Look through the records and copy each line that has "sampel" in it.

*** Records for the task Section Begins ***

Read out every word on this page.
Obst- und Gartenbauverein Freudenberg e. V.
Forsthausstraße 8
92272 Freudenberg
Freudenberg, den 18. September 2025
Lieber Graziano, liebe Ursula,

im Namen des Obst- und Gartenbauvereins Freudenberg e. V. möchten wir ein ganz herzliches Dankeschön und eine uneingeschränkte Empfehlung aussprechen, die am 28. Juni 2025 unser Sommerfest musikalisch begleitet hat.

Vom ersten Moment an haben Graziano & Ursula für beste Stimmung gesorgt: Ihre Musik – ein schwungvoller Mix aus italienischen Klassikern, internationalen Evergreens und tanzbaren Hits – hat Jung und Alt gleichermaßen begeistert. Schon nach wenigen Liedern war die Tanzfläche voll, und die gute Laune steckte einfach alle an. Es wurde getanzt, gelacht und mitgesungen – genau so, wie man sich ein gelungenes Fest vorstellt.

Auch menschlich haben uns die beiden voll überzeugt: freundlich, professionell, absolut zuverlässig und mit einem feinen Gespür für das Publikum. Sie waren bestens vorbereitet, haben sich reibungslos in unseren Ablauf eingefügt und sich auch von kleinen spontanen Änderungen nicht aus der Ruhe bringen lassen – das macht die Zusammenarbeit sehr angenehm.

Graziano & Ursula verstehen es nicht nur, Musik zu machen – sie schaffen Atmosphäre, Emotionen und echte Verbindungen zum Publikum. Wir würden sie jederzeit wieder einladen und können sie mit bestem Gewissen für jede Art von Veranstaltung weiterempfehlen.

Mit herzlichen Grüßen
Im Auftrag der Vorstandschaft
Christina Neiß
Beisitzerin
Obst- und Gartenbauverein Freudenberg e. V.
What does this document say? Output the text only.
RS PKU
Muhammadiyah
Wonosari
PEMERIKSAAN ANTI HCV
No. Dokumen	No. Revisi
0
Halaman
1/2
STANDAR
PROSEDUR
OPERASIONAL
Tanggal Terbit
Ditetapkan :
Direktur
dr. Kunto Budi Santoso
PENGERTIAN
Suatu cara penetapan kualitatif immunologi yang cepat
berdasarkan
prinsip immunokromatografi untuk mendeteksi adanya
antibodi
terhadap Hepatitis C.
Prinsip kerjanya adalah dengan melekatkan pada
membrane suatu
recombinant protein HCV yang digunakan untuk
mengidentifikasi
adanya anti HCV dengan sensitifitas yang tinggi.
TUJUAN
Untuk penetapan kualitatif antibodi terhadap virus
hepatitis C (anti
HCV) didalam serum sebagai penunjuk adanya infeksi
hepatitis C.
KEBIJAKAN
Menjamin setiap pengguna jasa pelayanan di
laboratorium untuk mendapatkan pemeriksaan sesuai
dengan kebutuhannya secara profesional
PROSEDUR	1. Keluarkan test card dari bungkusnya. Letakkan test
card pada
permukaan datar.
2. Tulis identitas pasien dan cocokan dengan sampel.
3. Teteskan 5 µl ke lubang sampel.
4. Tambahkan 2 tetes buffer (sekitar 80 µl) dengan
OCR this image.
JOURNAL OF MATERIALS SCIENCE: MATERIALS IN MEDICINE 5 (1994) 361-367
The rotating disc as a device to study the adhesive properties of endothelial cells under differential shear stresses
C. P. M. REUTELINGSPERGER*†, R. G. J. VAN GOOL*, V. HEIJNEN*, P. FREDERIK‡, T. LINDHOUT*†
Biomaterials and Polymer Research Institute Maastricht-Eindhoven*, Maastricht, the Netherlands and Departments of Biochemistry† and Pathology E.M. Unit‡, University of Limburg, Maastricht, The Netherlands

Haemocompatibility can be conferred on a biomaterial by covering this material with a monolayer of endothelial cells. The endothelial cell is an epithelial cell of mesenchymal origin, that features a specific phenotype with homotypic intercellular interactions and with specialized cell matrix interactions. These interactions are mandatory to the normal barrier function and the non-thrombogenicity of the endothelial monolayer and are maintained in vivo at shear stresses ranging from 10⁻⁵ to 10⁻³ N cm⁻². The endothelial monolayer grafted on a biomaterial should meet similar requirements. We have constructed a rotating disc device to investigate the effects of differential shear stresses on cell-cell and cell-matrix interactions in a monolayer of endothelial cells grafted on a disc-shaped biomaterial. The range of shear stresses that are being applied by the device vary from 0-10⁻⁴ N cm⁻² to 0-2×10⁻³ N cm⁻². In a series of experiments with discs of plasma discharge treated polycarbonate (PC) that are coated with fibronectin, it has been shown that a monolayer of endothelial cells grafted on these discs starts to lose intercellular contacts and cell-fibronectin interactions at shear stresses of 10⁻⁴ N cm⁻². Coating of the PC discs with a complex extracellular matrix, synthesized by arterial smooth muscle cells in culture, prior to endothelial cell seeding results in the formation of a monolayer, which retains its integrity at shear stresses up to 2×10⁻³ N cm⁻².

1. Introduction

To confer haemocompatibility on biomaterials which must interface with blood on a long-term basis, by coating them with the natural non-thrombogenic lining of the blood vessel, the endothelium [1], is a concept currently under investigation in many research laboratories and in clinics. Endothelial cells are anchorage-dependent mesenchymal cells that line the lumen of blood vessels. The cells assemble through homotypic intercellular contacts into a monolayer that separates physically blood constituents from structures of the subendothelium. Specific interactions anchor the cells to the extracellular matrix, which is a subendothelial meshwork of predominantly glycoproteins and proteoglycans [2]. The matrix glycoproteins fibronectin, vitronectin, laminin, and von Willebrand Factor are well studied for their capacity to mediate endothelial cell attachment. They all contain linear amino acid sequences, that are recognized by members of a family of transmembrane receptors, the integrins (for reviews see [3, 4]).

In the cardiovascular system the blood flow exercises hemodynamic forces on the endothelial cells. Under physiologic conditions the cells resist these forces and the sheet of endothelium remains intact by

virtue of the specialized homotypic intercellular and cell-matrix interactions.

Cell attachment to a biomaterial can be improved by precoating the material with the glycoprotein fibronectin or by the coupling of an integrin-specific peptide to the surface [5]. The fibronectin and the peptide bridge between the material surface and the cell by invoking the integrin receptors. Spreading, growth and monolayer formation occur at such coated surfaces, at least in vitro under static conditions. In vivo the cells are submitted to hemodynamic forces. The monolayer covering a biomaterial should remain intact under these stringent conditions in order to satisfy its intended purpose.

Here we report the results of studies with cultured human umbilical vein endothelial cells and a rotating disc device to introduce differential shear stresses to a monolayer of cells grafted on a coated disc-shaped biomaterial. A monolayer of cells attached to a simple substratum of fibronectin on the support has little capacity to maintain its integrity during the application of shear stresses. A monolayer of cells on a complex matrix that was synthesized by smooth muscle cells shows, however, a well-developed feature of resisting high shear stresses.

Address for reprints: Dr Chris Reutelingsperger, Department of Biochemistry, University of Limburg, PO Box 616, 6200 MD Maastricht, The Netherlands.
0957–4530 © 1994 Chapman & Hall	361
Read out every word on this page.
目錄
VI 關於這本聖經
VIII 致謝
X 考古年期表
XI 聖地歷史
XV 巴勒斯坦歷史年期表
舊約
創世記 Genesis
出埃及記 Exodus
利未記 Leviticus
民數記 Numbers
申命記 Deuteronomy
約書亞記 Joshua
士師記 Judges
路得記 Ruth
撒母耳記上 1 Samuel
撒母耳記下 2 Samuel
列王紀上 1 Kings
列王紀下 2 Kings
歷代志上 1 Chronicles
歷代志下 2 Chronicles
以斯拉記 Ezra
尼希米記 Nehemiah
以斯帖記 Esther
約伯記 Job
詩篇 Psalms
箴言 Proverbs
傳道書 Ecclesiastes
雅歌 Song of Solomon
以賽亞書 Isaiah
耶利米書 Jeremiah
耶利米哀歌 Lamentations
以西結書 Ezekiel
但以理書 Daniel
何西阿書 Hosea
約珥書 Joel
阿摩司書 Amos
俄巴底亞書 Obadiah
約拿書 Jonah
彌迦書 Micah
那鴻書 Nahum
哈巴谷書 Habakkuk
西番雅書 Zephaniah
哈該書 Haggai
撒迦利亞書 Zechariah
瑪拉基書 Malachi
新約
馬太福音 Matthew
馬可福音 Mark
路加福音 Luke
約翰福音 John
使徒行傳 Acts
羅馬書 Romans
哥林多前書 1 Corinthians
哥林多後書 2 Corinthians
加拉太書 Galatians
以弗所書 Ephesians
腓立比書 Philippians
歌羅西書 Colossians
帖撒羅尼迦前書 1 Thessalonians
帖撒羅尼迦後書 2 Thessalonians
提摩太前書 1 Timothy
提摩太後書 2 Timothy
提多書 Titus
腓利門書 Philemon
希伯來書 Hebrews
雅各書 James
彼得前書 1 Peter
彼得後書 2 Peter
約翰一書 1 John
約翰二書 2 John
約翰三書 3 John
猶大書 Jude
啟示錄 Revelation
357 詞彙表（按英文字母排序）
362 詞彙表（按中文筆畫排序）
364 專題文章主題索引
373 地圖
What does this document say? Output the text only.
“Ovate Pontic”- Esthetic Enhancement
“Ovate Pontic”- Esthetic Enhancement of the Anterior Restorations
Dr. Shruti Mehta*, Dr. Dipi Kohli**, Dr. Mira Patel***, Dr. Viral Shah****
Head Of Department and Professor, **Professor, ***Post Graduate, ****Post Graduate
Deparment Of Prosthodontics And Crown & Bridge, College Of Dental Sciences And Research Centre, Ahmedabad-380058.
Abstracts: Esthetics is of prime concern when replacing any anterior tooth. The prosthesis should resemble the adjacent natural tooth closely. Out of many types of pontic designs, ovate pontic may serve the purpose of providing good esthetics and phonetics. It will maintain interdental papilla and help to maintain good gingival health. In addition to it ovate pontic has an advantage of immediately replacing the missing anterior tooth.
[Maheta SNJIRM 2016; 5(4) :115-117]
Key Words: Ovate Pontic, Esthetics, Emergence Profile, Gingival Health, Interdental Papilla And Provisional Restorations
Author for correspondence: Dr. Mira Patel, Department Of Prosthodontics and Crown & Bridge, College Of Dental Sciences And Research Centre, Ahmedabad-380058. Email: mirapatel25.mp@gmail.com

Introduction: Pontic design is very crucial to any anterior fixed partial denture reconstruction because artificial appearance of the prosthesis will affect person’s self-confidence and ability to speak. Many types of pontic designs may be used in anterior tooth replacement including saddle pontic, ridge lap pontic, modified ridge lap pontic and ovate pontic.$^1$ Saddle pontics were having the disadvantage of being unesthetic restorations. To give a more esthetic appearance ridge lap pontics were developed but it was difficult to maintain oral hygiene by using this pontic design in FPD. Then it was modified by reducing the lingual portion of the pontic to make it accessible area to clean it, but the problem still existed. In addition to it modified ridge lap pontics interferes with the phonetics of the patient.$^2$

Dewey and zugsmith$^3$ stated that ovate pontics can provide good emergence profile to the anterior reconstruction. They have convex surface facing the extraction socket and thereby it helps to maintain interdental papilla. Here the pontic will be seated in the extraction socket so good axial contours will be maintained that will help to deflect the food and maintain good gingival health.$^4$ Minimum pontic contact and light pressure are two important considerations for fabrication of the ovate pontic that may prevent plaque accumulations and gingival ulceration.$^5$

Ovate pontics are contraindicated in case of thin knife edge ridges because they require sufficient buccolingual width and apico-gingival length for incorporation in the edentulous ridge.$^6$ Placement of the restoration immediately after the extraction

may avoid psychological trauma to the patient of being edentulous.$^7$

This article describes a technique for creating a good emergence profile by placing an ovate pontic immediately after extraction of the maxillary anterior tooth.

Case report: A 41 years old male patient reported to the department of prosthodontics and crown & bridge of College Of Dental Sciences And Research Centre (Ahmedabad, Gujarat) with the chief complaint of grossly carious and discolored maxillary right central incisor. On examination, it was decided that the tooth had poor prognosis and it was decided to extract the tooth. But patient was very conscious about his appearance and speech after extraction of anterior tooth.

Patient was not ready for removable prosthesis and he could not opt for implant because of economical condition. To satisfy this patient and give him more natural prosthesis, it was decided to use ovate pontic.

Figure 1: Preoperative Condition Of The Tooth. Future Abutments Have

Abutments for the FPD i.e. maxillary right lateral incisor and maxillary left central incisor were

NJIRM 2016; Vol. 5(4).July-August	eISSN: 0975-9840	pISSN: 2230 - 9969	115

*** Records for the task Section Ends ***

> Response to this exercise
2. Tulis identitas pasien dan cocokan dengan sampel.
3. Teteskan 5 µl ke lubang sampel.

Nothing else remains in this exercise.